» Work to complete
Give the listing again in full, exactly as written.

» Task data

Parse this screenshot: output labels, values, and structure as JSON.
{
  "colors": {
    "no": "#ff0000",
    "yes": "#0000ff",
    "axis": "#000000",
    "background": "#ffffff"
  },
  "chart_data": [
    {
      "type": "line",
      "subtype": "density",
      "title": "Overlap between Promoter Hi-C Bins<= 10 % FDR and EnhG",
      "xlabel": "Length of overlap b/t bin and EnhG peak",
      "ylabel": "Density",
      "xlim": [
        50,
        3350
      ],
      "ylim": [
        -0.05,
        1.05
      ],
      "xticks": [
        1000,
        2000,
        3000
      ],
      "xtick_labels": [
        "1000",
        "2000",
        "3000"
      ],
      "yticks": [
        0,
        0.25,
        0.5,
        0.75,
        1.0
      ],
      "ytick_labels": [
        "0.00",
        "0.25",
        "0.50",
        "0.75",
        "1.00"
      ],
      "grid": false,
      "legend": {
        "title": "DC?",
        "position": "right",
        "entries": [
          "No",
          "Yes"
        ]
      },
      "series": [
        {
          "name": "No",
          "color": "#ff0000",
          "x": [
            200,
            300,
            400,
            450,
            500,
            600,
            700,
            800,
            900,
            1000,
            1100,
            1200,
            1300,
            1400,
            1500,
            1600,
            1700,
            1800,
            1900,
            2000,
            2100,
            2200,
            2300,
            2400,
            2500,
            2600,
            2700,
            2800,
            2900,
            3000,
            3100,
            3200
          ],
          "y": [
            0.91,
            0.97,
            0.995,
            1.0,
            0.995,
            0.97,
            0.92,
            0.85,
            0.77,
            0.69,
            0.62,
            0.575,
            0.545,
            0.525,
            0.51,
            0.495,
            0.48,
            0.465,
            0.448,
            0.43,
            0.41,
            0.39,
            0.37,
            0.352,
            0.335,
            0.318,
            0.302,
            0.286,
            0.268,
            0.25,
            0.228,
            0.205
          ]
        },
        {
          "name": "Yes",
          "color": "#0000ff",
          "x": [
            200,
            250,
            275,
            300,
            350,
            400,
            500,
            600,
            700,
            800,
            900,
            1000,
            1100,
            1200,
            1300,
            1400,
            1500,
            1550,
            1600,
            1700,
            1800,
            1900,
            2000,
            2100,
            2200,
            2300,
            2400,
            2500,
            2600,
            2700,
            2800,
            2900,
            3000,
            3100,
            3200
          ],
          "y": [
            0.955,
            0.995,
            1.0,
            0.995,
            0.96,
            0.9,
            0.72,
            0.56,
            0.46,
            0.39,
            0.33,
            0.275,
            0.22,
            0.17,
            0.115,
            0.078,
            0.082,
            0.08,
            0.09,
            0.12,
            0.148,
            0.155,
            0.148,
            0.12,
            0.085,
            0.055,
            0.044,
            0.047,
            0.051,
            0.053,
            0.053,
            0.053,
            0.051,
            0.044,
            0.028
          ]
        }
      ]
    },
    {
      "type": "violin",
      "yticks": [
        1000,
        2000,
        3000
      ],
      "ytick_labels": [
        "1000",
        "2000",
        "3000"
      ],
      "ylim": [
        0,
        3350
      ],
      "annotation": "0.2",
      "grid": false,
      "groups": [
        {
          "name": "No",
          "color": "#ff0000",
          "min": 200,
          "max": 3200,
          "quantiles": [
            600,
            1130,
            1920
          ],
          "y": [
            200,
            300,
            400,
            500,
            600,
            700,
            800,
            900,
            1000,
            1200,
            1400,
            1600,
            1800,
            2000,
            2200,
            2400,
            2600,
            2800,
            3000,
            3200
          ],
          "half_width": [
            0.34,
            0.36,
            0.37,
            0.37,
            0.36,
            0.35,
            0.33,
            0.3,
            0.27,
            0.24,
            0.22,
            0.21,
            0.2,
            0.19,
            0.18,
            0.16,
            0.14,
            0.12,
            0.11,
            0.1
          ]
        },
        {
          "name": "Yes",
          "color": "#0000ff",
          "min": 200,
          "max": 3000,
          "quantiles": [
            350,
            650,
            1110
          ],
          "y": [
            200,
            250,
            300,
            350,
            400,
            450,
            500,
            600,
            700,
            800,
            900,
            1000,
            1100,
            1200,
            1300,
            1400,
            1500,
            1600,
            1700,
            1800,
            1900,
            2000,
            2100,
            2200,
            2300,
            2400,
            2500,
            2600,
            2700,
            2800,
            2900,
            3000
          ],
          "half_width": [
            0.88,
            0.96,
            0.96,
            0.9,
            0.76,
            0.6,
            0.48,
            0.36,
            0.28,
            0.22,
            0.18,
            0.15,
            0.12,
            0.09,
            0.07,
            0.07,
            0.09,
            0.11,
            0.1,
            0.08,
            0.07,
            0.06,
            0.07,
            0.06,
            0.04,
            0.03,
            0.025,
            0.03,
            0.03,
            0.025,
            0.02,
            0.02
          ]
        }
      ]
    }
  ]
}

» Task response
Parse this screenshot: output labels, values, and structure as JSON.
{
  "colors": {
    "no": "#ff0000",
    "yes": "#0000ff",
    "axis": "#000000",
    "background": "#ffffff"
  },
  "chart_data": [
    {
      "type": "line",
      "subtype": "density",
      "title": "Overlap between Promoter Hi-C Bins<= 10 % FDR and EnhG",
      "xlabel": "Length of overlap b/t bin and EnhG peak",
      "ylabel": "Density",
      "xlim": [
        50,
        3350
      ],
      "ylim": [
        -0.05,
        1.05
      ],
      "xticks": [
        1000,
        2000,
        3000
      ],
      "xtick_labels": [
        "1000",
        "2000",
        "3000"
      ],
      "yticks": [
        0,
        0.25,
        0.5,
        0.75,
        1.0
      ],
      "ytick_labels": [
        "0.00",
        "0.25",
        "0.50",
        "0.75",
        "1.00"
      ],
      "grid": false,
      "legend": {
        "title": "DC?",
        "position": "right",
        "entries": [
          "No",
          "Yes"
        ]
      },
      "series": [
        {
          "name": "No",
          "color": "#ff0000",
          "x": [
            200,
            300,
            400,
            450,
            500,
            600,
            700,
            800,
            900,
            1000,
            1100,
            1200,
            1300,
            1400,
            1500,
            1600,
            1700,
            1800,
            1900,
            2000,
            2100,
            2200,
            2300,
            2400,
            2500,
            2600,
            2700,
            2800,
            2900,
            3000,
            3100,
            3200
          ],
          "y": [
            0.91,
            0.97,
            0.995,
            1.0,
            0.995,
            0.97,
            0.92,
            0.85,
            0.77,
            0.69,
            0.62,
            0.575,
            0.545,
            0.525,
            0.51,
            0.495,
            0.48,
            0.465,
            0.448,
            0.43,
            0.41,
            0.39,
            0.37,
            0.352,
            0.335,
            0.318,
            0.302,
            0.286,
            0.268,
            0.25,
            0.228,
            0.205
          ]
        },
        {
          "name": "Yes",
          "color": "#0000ff",
          "x": [
            200,
            250,
            275,
            300,
            350,
            400,
            500,
            600,
            700,
            800,
            900,
            1000,
            1100,
            1200,
            1300,
            1400,
            1500,
            1550,
            1600,
            1700,
            1800,
            1900,
            2000,
            2100,
            2200,
            2300,
            2400,
            2500,
            2600,
            2700,
            2800,
            2900,
            3000,
            3100,
            3200
          ],
          "y": [
            0.955,
            0.995,
            1.0,
            0.995,
            0.96,
            0.9,
            0.72,
            0.56,
            0.46,
            0.39,
            0.33,
            0.275,
            0.22,
            0.17,
            0.115,
            0.078,
            0.082,
            0.08,
            0.09,
            0.12,
            0.148,
            0.155,
            0.148,
            0.12,
            0.085,
            0.055,
            0.044,
            0.047,
            0.051,
            0.053,
            0.053,
            0.053,
            0.051,
            0.044,
            0.028
          ]
        }
      ]
    },
    {
      "type": "violin",
      "yticks": [
        1000,
        2000,
        3000
      ],
      "ytick_labels": [
        "1000",
        "2000",
        "3000"
      ],
      "ylim": [
        0,
        3350
      ],
      "annotation": "0.2",
      "grid": false,
      "groups": [
        {
          "name": "No",
          "color": "#ff0000",
          "min": 200,
          "max": 3200,
          "quantiles": [
            600,
            1130,
            1920
          ],
          "y": [
            200,
            300,
            400,
            500,
            600,
            700,
            800,
            900,
            1000,
            1200,
            1400,
            1600,
            1800,
            2000,
            2200,
            2400,
            2600,
            2800,
            3000,
            3200
          ],
          "half_width": [
            0.34,
            0.36,
            0.37,
            0.37,
            0.36,
            0.35,
            0.33,
            0.3,
            0.27,
            0.24,
            0.22,
            0.21,
            0.2,
            0.19,
            0.18,
            0.16,
            0.14,
            0.12,
            0.11,
            0.1
          ]
        },
        {
          "name": "Yes",
          "color": "#0000ff",
          "min": 200,
          "max": 3000,
          "quantiles": [
            350,
            650,
            1110
          ],
          "y": [
            200,
            250,
            300,
            350,
            400,
            450,
            500,
            600,
            700,
            800,
            900,
            1000,
            1100,
            1200,
            1300,
            1400,
            1500,
            1600,
            1700,
            1800,
            1900,
            2000,
            2100,
            2200,
            2300,
            2400,
            2500,
            2600,
            2700,
            2800,
            2900,
            3000
          ],
          "half_width": [
            0.88,
            0.96,
            0.96,
            0.9,
            0.76,
            0.6,
            0.48,
            0.36,
            0.28,
            0.22,
            0.18,
            0.15,
            0.12,
            0.09,
            0.07,
            0.07,
            0.09,
            0.11,
            0.1,
            0.08,
            0.07,
            0.06,
            0.07,
            0.06,
            0.04,
            0.03,
            0.025,
            0.03,
            0.03,
            0.025,
            0.02,
            0.02
          ]
        }
      ]
    }
  ]
}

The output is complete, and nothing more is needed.